──────── TEXT EXCERPT ────────

CPU Phase I Report Asks Eleven Big Questions
Michael Turner ponders the future of the Universe. (Jessica Clark/APS)
The Phase I report recognizes that in order to realize the extraordinary opportunities at hand, a new, cross-cutting approach is required that will draw on the techniques of both astronomy and physics, telescopes and accelerators, and ground-based and space-based instruments. Another potential obstacle is the fact that the science in question crosses not just disciplinary boundaries, but those of three separate US funding agencies: the DOE, the NSF, and NASA.
According to Turner, the CPU committee has moved on to Phase II. That report will put forth a strategy to enable each funding agency to look beyond the traditional boundaries of physics and astronomy, and hopefully take a broader view both of its own mission and of the traditional boundaries between it and the other agencies. In addition, the strategy will include a prioritized list of science initiatives, as well as suggested concrete mechanisms for coordination and cooperation within and between the DOE, NSF, and NASA.

────────

WHAT YOU NEED TO DO> Please copy the CPU report text word for word from "The Phase I" up to and including "the NSF, and NASA.". Draw only on the CPU report text.

──────── PROVIDED INFORMATION ────────

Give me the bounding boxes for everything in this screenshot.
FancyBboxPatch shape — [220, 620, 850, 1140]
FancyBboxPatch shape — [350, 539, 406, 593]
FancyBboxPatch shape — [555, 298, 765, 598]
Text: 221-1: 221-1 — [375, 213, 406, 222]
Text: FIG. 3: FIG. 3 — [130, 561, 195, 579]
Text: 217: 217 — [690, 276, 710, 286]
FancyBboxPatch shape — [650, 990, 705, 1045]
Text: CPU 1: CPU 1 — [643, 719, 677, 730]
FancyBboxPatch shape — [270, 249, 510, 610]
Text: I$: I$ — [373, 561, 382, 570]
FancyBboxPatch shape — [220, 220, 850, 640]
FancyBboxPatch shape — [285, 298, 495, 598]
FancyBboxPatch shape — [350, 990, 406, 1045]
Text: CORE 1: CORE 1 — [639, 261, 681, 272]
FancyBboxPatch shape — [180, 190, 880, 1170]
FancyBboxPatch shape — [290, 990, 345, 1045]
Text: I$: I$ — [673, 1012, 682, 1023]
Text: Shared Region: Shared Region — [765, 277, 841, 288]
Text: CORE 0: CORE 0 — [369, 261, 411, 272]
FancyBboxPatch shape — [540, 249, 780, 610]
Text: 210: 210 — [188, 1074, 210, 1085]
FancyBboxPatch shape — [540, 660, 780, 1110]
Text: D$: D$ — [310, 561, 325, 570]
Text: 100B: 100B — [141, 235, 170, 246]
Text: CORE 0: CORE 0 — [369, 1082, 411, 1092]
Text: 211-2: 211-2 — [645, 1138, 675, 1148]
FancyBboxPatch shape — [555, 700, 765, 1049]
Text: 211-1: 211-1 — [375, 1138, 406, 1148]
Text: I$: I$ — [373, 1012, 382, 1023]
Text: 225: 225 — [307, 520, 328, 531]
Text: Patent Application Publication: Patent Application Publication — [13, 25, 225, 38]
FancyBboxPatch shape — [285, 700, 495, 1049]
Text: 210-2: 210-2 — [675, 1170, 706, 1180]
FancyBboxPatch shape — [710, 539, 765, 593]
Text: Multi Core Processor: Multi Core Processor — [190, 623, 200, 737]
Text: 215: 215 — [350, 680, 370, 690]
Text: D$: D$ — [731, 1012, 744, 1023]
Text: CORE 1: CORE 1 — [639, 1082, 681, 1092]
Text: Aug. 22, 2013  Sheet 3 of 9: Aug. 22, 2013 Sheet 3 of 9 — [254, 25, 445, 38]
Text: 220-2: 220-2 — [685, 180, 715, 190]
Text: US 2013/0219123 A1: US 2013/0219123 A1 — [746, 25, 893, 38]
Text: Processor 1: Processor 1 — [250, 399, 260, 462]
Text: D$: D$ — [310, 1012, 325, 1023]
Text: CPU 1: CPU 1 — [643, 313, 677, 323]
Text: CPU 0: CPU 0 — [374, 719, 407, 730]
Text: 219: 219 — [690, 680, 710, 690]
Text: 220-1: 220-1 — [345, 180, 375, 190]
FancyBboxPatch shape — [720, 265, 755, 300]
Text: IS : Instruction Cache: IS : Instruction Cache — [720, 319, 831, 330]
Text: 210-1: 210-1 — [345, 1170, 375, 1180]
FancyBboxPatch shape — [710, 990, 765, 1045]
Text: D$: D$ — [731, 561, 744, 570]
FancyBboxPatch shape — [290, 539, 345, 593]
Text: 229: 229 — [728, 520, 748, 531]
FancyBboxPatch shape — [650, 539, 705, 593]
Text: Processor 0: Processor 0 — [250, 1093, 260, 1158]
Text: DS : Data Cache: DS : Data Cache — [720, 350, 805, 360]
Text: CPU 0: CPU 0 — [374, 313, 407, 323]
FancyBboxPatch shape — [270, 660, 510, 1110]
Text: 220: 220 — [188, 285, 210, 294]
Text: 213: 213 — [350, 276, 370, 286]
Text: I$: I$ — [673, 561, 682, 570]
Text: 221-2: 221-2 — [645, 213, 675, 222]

────────

RESPONSE FOR THIS EXERCISE>
The Phase I report recognizes that in order to realize the extraordinary opportunities at hand, a new, cross-cutting approach is required that will draw on the techniques of both astronomy and physics, telescopes and accelerators, and ground-based and space-based instruments. Another potential obstacle is the fact that the science in question crosses not just disciplinary boundaries, but those of three separate US funding agencies: the DOE, the NSF, and NASA.